Start Records

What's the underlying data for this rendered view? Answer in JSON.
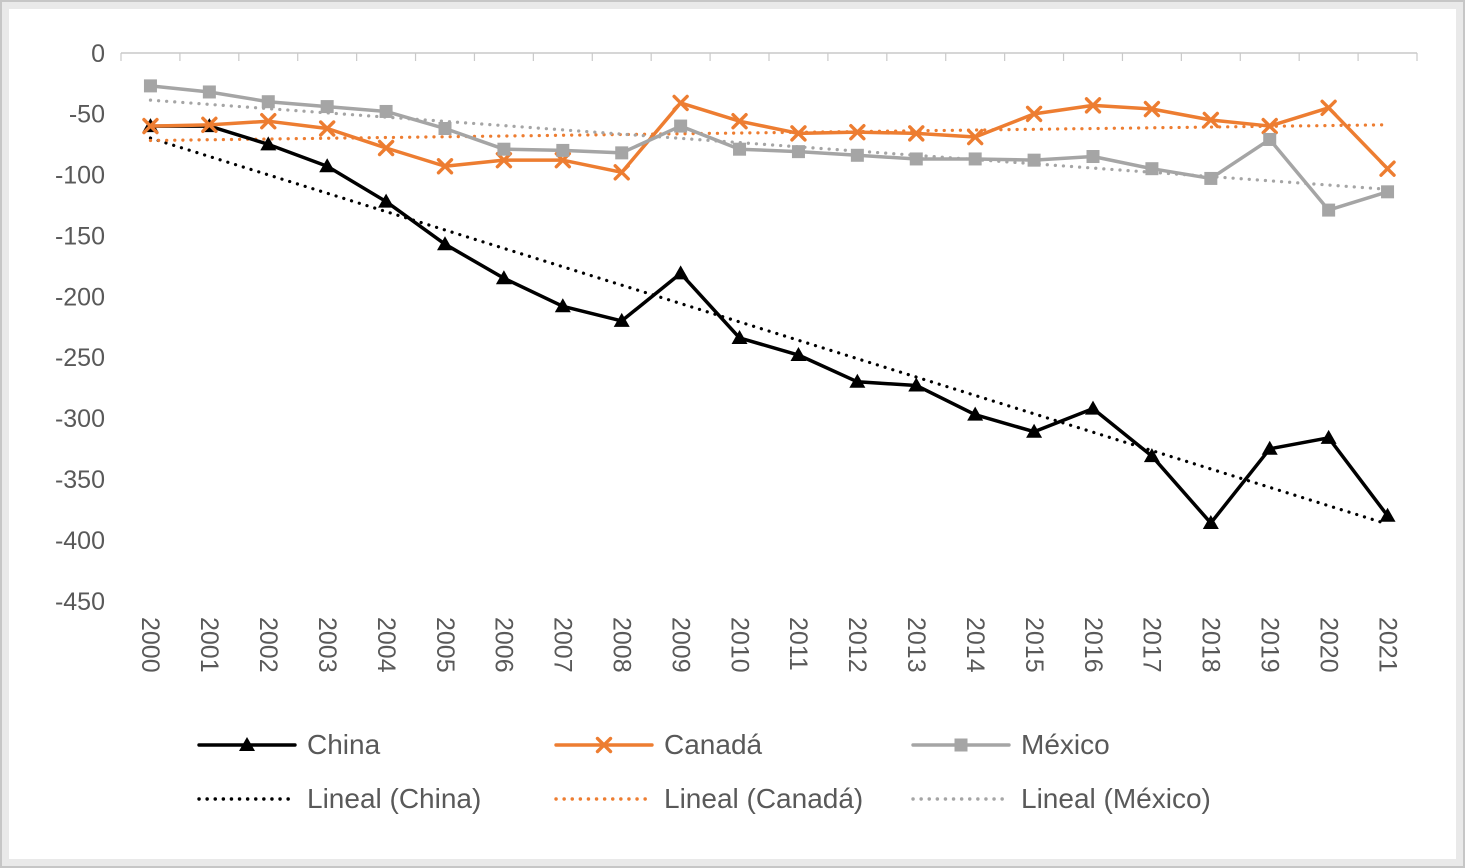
{
  "chart_data": {
    "type": "line",
    "title": "",
    "xlabel": "",
    "ylabel": "",
    "x": [
      "2000",
      "2001",
      "2002",
      "2003",
      "2004",
      "2005",
      "2006",
      "2007",
      "2008",
      "2009",
      "2010",
      "2011",
      "2012",
      "2013",
      "2014",
      "2015",
      "2016",
      "2017",
      "2018",
      "2019",
      "2020",
      "2021"
    ],
    "x_label_rotation": 90,
    "ylim": [
      0,
      -450
    ],
    "yticks": [
      0,
      -50,
      -100,
      -150,
      -200,
      -250,
      -300,
      -350,
      -400,
      -450
    ],
    "grid": false,
    "legend_position": "bottom",
    "axis_color": "#c9c9c9",
    "text_color": "#595959",
    "series": [
      {
        "id": "china",
        "name": "China",
        "color": "#000000",
        "marker": "triangle",
        "values": [
          -60,
          -60,
          -75,
          -93,
          -122,
          -157,
          -185,
          -208,
          -220,
          -181,
          -234,
          -248,
          -270,
          -273,
          -297,
          -311,
          -292,
          -331,
          -386,
          -325,
          -316,
          -380
        ]
      },
      {
        "id": "canada",
        "name": "Canadá",
        "color": "#ED7D31",
        "marker": "x",
        "values": [
          -60,
          -59,
          -56,
          -62,
          -78,
          -93,
          -88,
          -88,
          -98,
          -41,
          -56,
          -66,
          -65,
          -66,
          -69,
          -50,
          -43,
          -46,
          -55,
          -60,
          -45,
          -95
        ]
      },
      {
        "id": "mexico",
        "name": "México",
        "color": "#A5A5A5",
        "marker": "square",
        "values": [
          -27,
          -32,
          -40,
          -44,
          -48,
          -62,
          -79,
          -80,
          -82,
          -60,
          -79,
          -81,
          -84,
          -87,
          -87,
          -88,
          -85,
          -95,
          -103,
          -71,
          -129,
          -114
        ]
      }
    ],
    "trendlines": [
      {
        "label": "Lineal (China)",
        "series": "china",
        "style": "dotted"
      },
      {
        "label": "Lineal (Canadá)",
        "series": "canada",
        "style": "dotted"
      },
      {
        "label": "Lineal (México)",
        "series": "mexico",
        "style": "dotted"
      }
    ]
  }
}
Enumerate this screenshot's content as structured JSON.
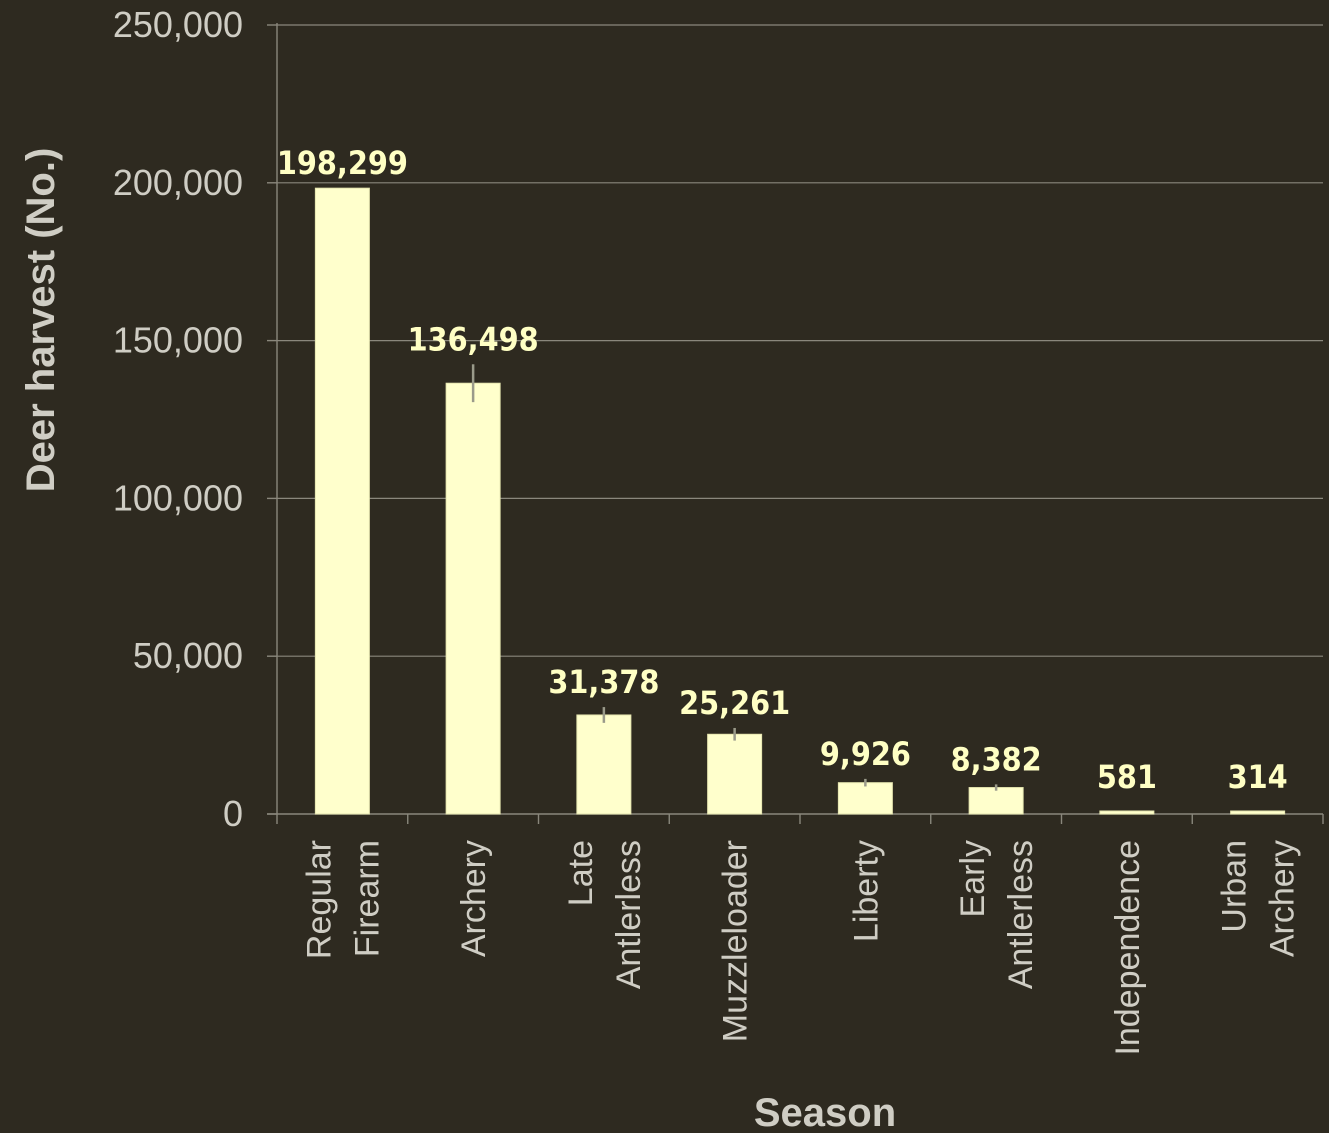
{
  "chart_data": {
    "type": "bar",
    "categories": [
      [
        "Regular",
        "Firearm"
      ],
      [
        "Archery"
      ],
      [
        "Late",
        "Antlerless"
      ],
      [
        "Muzzleloader"
      ],
      [
        "Liberty"
      ],
      [
        "Early",
        "Antlerless"
      ],
      [
        "Independence"
      ],
      [
        "Urban",
        "Archery"
      ]
    ],
    "values": [
      198299,
      136498,
      31378,
      25261,
      9926,
      8382,
      581,
      314
    ],
    "data_labels": [
      "198,299",
      "136,498",
      "31,378",
      "25,261",
      "9,926",
      "8,382",
      "581",
      "314"
    ],
    "error_bars": [
      null,
      6000,
      2500,
      2000,
      1200,
      1000,
      null,
      null
    ],
    "xlabel": "Season",
    "ylabel": "Deer harvest (No.)",
    "ylim": [
      0,
      250000
    ],
    "yticks": [
      0,
      50000,
      100000,
      150000,
      200000,
      250000
    ],
    "ytick_labels": [
      "0",
      "50,000",
      "100,000",
      "150,000",
      "200,000",
      "250,000"
    ],
    "grid": true,
    "legend": "none",
    "colors": {
      "background": "#2e2a20",
      "bar": "#ffffcc",
      "text": "#cfcdc4",
      "data_label": "#ffffc4",
      "grid": "#8a877c"
    }
  }
}
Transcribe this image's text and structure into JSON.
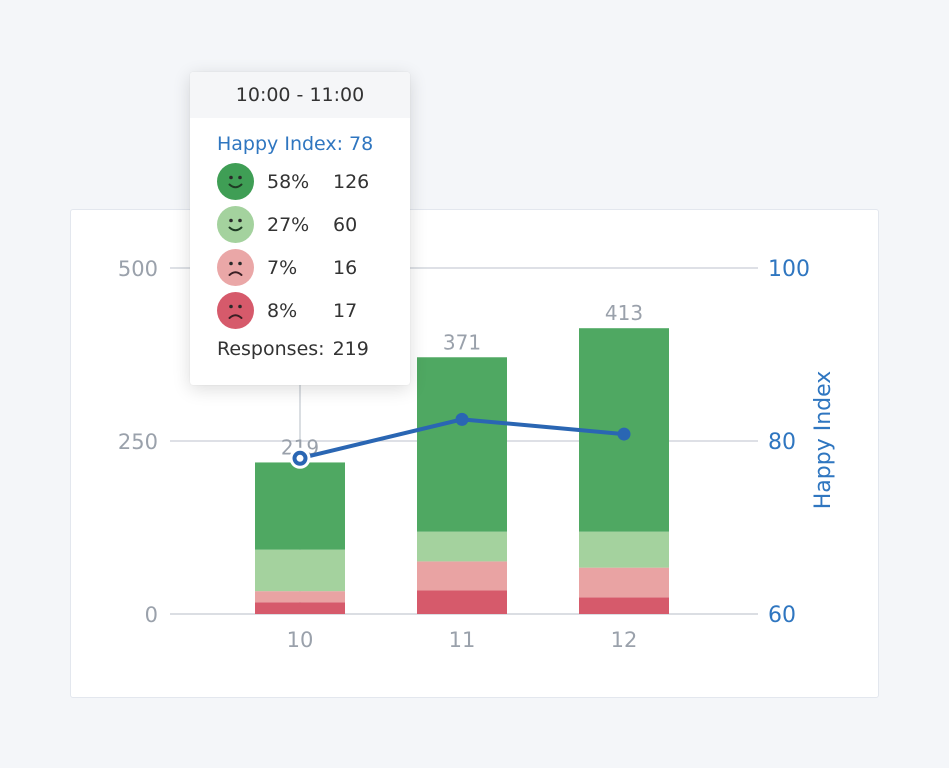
{
  "chart_data": {
    "type": "bar",
    "categories": [
      "10",
      "11",
      "12"
    ],
    "stacked_series": [
      {
        "name": "very happy",
        "color": "#4fa862",
        "values": [
          126,
          252,
          294
        ]
      },
      {
        "name": "happy",
        "color": "#a4d29e",
        "values": [
          60,
          43,
          52
        ]
      },
      {
        "name": "unhappy",
        "color": "#e9a3a3",
        "values": [
          16,
          42,
          43
        ]
      },
      {
        "name": "very unhappy",
        "color": "#d65a6b",
        "values": [
          17,
          34,
          24
        ]
      }
    ],
    "totals": [
      219,
      371,
      413
    ],
    "line_series": {
      "name": "Happy Index",
      "color": "#2a66b3",
      "values": [
        78,
        82.5,
        80.8
      ]
    },
    "y_left": {
      "ticks": [
        "0",
        "250",
        "500"
      ],
      "ylim": [
        0,
        500
      ]
    },
    "y_right": {
      "label": "Happy Index",
      "ticks": [
        "60",
        "80",
        "100"
      ],
      "ylim": [
        60,
        100
      ]
    },
    "highlight_index": 0
  },
  "tooltip": {
    "time_range": "10:00 - 11:00",
    "happy_index_label": "Happy Index:",
    "happy_index_value": "78",
    "rows": [
      {
        "icon": "very-happy-face-icon",
        "color": "#3f9e55",
        "mood": "happy",
        "pct": "58%",
        "count": "126"
      },
      {
        "icon": "happy-face-icon",
        "color": "#a4d29e",
        "mood": "happy",
        "pct": "27%",
        "count": "60"
      },
      {
        "icon": "unhappy-face-icon",
        "color": "#eaa7a7",
        "mood": "sad",
        "pct": "7%",
        "count": "16"
      },
      {
        "icon": "very-unhappy-face-icon",
        "color": "#d65a6b",
        "mood": "sad",
        "pct": "8%",
        "count": "17"
      }
    ],
    "responses_label": "Responses:",
    "responses_value": "219"
  }
}
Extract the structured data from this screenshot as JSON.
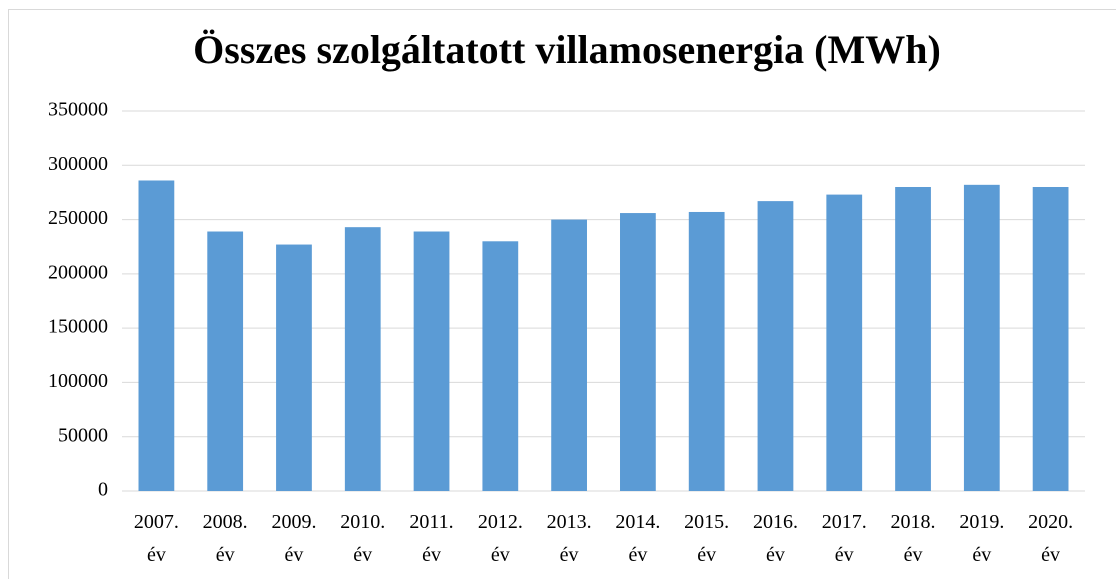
{
  "chart_data": {
    "type": "bar",
    "title": "Összes szolgáltatott villamosenergia (MWh)",
    "categories": [
      "2007. év",
      "2008. év",
      "2009. év",
      "2010. év",
      "2011. év",
      "2012. év",
      "2013. év",
      "2014. év",
      "2015. év",
      "2016. év",
      "2017. év",
      "2018. év",
      "2019. év",
      "2020. év"
    ],
    "values": [
      286000,
      239000,
      227000,
      243000,
      239000,
      230000,
      250000,
      256000,
      257000,
      267000,
      273000,
      280000,
      282000,
      280000
    ],
    "color": "#5b9bd5",
    "ylim": [
      0,
      350000
    ],
    "yticks": [
      0,
      50000,
      100000,
      150000,
      200000,
      250000,
      300000,
      350000
    ],
    "grid": true
  }
}
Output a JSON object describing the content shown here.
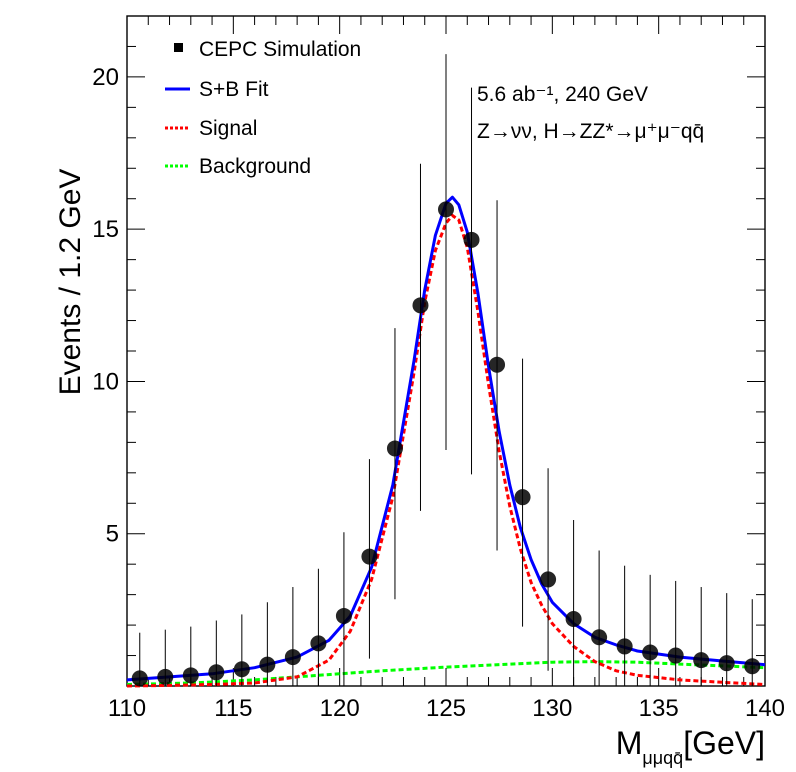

End Records

## What you have to do
Write out the whole listing again, exactly, with no pictures.

## Exercise output
What's the underlying data for this rendered view? Answer in JSON.
{
  "chart_data": {
    "type": "line",
    "title": "",
    "xlabel": "",
    "ylabel": "",
    "x": [
      "2000",
      "2001",
      "2002",
      "2003",
      "2004",
      "2005",
      "2006",
      "2007",
      "2008",
      "2009",
      "2010",
      "2011",
      "2012",
      "2013",
      "2014",
      "2015",
      "2016",
      "2017",
      "2018",
      "2019",
      "2020",
      "2021"
    ],
    "x_label_rotation": 90,
    "ylim": [
      0,
      -450
    ],
    "yticks": [
      0,
      -50,
      -100,
      -150,
      -200,
      -250,
      -300,
      -350,
      -400,
      -450
    ],
    "grid": false,
    "legend_position": "bottom",
    "axis_color": "#c9c9c9",
    "text_color": "#595959",
    "series": [
      {
        "id": "china",
        "name": "China",
        "color": "#000000",
        "marker": "triangle",
        "values": [
          -60,
          -60,
          -75,
          -93,
          -122,
          -157,
          -185,
          -208,
          -220,
          -181,
          -234,
          -248,
          -270,
          -273,
          -297,
          -311,
          -292,
          -331,
          -386,
          -325,
          -316,
          -380
        ]
      },
      {
        "id": "canada",
        "name": "Canadá",
        "color": "#ED7D31",
        "marker": "x",
        "values": [
          -60,
          -59,
          -56,
          -62,
          -78,
          -93,
          -88,
          -88,
          -98,
          -41,
          -56,
          -66,
          -65,
          -66,
          -69,
          -50,
          -43,
          -46,
          -55,
          -60,
          -45,
          -95
        ]
      },
      {
        "id": "mexico",
        "name": "México",
        "color": "#A5A5A5",
        "marker": "square",
        "values": [
          -27,
          -32,
          -40,
          -44,
          -48,
          -62,
          -79,
          -80,
          -82,
          -60,
          -79,
          -81,
          -84,
          -87,
          -87,
          -88,
          -85,
          -95,
          -103,
          -71,
          -129,
          -114
        ]
      }
    ],
    "trendlines": [
      {
        "label": "Lineal (China)",
        "series": "china",
        "style": "dotted"
      },
      {
        "label": "Lineal (Canadá)",
        "series": "canada",
        "style": "dotted"
      },
      {
        "label": "Lineal (México)",
        "series": "mexico",
        "style": "dotted"
      }
    ]
  }
}
Enumerate this screenshot's content as structured JSON.
{
  "chart_data": {
    "type": "bar",
    "categories": [
      [
        "Regular",
        "Firearm"
      ],
      [
        "Archery"
      ],
      [
        "Late",
        "Antlerless"
      ],
      [
        "Muzzleloader"
      ],
      [
        "Liberty"
      ],
      [
        "Early",
        "Antlerless"
      ],
      [
        "Independence"
      ],
      [
        "Urban",
        "Archery"
      ]
    ],
    "values": [
      198299,
      136498,
      31378,
      25261,
      9926,
      8382,
      581,
      314
    ],
    "data_labels": [
      "198,299",
      "136,498",
      "31,378",
      "25,261",
      "9,926",
      "8,382",
      "581",
      "314"
    ],
    "error_bars": [
      null,
      6000,
      2500,
      2000,
      1200,
      1000,
      null,
      null
    ],
    "xlabel": "Season",
    "ylabel": "Deer harvest (No.)",
    "ylim": [
      0,
      250000
    ],
    "yticks": [
      0,
      50000,
      100000,
      150000,
      200000,
      250000
    ],
    "ytick_labels": [
      "0",
      "50,000",
      "100,000",
      "150,000",
      "200,000",
      "250,000"
    ],
    "grid": true,
    "legend": "none",
    "colors": {
      "background": "#2e2a20",
      "bar": "#ffffcc",
      "text": "#cfcdc4",
      "data_label": "#ffffc4",
      "grid": "#8a877c"
    }
  }
}
Transcribe this image's text and structure into JSON.
{
  "chart_data": {
    "type": "bar",
    "categories": [
      "10",
      "11",
      "12"
    ],
    "stacked_series": [
      {
        "name": "very happy",
        "color": "#4fa862",
        "values": [
          126,
          252,
          294
        ]
      },
      {
        "name": "happy",
        "color": "#a4d29e",
        "values": [
          60,
          43,
          52
        ]
      },
      {
        "name": "unhappy",
        "color": "#e9a3a3",
        "values": [
          16,
          42,
          43
        ]
      },
      {
        "name": "very unhappy",
        "color": "#d65a6b",
        "values": [
          17,
          34,
          24
        ]
      }
    ],
    "totals": [
      219,
      371,
      413
    ],
    "line_series": {
      "name": "Happy Index",
      "color": "#2a66b3",
      "values": [
        78,
        82.5,
        80.8
      ]
    },
    "y_left": {
      "ticks": [
        "0",
        "250",
        "500"
      ],
      "ylim": [
        0,
        500
      ]
    },
    "y_right": {
      "label": "Happy Index",
      "ticks": [
        "60",
        "80",
        "100"
      ],
      "ylim": [
        60,
        100
      ]
    },
    "highlight_index": 0
  },
  "tooltip": {
    "time_range": "10:00 - 11:00",
    "happy_index_label": "Happy Index:",
    "happy_index_value": "78",
    "rows": [
      {
        "icon": "very-happy-face-icon",
        "color": "#3f9e55",
        "mood": "happy",
        "pct": "58%",
        "count": "126"
      },
      {
        "icon": "happy-face-icon",
        "color": "#a4d29e",
        "mood": "happy",
        "pct": "27%",
        "count": "60"
      },
      {
        "icon": "unhappy-face-icon",
        "color": "#eaa7a7",
        "mood": "sad",
        "pct": "7%",
        "count": "16"
      },
      {
        "icon": "very-unhappy-face-icon",
        "color": "#d65a6b",
        "mood": "sad",
        "pct": "8%",
        "count": "17"
      }
    ],
    "responses_label": "Responses:",
    "responses_value": "219"
  }
}
Extract the structured data from this screenshot as JSON.
{
  "chart_data": {
    "type": "bar",
    "title": "Összes szolgáltatott villamosenergia (MWh)",
    "categories": [
      "2007. év",
      "2008. év",
      "2009. év",
      "2010. év",
      "2011. év",
      "2012. év",
      "2013. év",
      "2014. év",
      "2015. év",
      "2016. év",
      "2017. év",
      "2018. év",
      "2019. év",
      "2020. év"
    ],
    "values": [
      286000,
      239000,
      227000,
      243000,
      239000,
      230000,
      250000,
      256000,
      257000,
      267000,
      273000,
      280000,
      282000,
      280000
    ],
    "color": "#5b9bd5",
    "ylim": [
      0,
      350000
    ],
    "yticks": [
      0,
      50000,
      100000,
      150000,
      200000,
      250000,
      300000,
      350000
    ],
    "grid": true
  }
}
Output a JSON object describing the content shown here.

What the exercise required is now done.